[DATA SUPPLIED]
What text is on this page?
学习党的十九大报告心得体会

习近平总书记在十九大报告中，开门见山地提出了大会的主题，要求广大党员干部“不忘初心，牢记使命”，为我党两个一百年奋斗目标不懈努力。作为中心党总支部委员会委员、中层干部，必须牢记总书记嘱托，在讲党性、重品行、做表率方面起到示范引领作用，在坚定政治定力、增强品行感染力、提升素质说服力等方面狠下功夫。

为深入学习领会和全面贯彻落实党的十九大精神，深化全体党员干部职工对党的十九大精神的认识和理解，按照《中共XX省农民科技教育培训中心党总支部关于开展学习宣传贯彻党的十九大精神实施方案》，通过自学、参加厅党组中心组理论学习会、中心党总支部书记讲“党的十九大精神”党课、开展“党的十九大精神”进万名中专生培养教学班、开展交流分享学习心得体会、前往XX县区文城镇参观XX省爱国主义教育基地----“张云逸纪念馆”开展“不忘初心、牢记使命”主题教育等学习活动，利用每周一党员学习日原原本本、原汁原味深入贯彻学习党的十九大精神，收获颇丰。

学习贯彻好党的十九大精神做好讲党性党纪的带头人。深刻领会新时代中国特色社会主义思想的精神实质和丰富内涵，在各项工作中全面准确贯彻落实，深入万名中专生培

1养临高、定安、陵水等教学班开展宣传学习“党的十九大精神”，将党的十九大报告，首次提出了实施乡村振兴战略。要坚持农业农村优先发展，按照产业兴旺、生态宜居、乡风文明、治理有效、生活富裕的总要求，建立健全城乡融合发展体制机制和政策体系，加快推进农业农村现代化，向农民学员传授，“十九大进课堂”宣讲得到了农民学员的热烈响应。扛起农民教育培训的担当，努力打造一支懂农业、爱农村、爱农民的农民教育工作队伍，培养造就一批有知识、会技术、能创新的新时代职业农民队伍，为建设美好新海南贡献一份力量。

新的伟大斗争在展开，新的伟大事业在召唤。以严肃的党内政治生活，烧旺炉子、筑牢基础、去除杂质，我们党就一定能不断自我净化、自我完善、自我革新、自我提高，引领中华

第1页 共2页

[EXERCISE BRIEF] Could you reproduce every record above exactly as it appears?

[EXERCISE OUTPUT]
What text is on this page?
学习党的十九大报告心得体会

习近平总书记在十九大报告中，开门见山地提出了大会的主题，要求广大党员干部“不忘初心，牢记使命”，为我党两个一百年奋斗目标不懈努力。作为中心党总支部委员会委员、中层干部，必须牢记总书记嘱托，在讲党性、重品行、做表率方面起到示范引领作用，在坚定政治定力、增强品行感染力、提升素质说服力等方面狠下功夫。

为深入学习领会和全面贯彻落实党的十九大精神，深化全体党员干部职工对党的十九大精神的认识和理解，按照《中共XX省农民科技教育培训中心党总支部关于开展学习宣传贯彻党的十九大精神实施方案》，通过自学、参加厅党组中心组理论学习会、中心党总支部书记讲“党的十九大精神”党课、开展“党的十九大精神”进万名中专生培养教学班、开展交流分享学习心得体会、前往XX县区文城镇参观XX省爱国主义教育基地----“张云逸纪念馆”开展“不忘初心、牢记使命”主题教育等学习活动，利用每周一党员学习日原原本本、原汁原味深入贯彻学习党的十九大精神，收获颇丰。

学习贯彻好党的十九大精神做好讲党性党纪的带头人。深刻领会新时代中国特色社会主义思想的精神实质和丰富内涵，在各项工作中全面准确贯彻落实，深入万名中专生培

1养临高、定安、陵水等教学班开展宣传学习“党的十九大精神”，将党的十九大报告，首次提出了实施乡村振兴战略。要坚持农业农村优先发展，按照产业兴旺、生态宜居、乡风文明、治理有效、生活富裕的总要求，建立健全城乡融合发展体制机制和政策体系，加快推进农业农村现代化，向农民学员传授，“十九大进课堂”宣讲得到了农民学员的热烈响应。扛起农民教育培训的担当，努力打造一支懂农业、爱农村、爱农民的农民教育工作队伍，培养造就一批有知识、会技术、能创新的新时代职业农民队伍，为建设美好新海南贡献一份力量。

新的伟大斗争在展开，新的伟大事业在召唤。以严肃的党内政治生活，烧旺炉子、筑牢基础、去除杂质，我们党就一定能不断自我净化、自我完善、自我革新、自我提高，引领中华

第1页 共2页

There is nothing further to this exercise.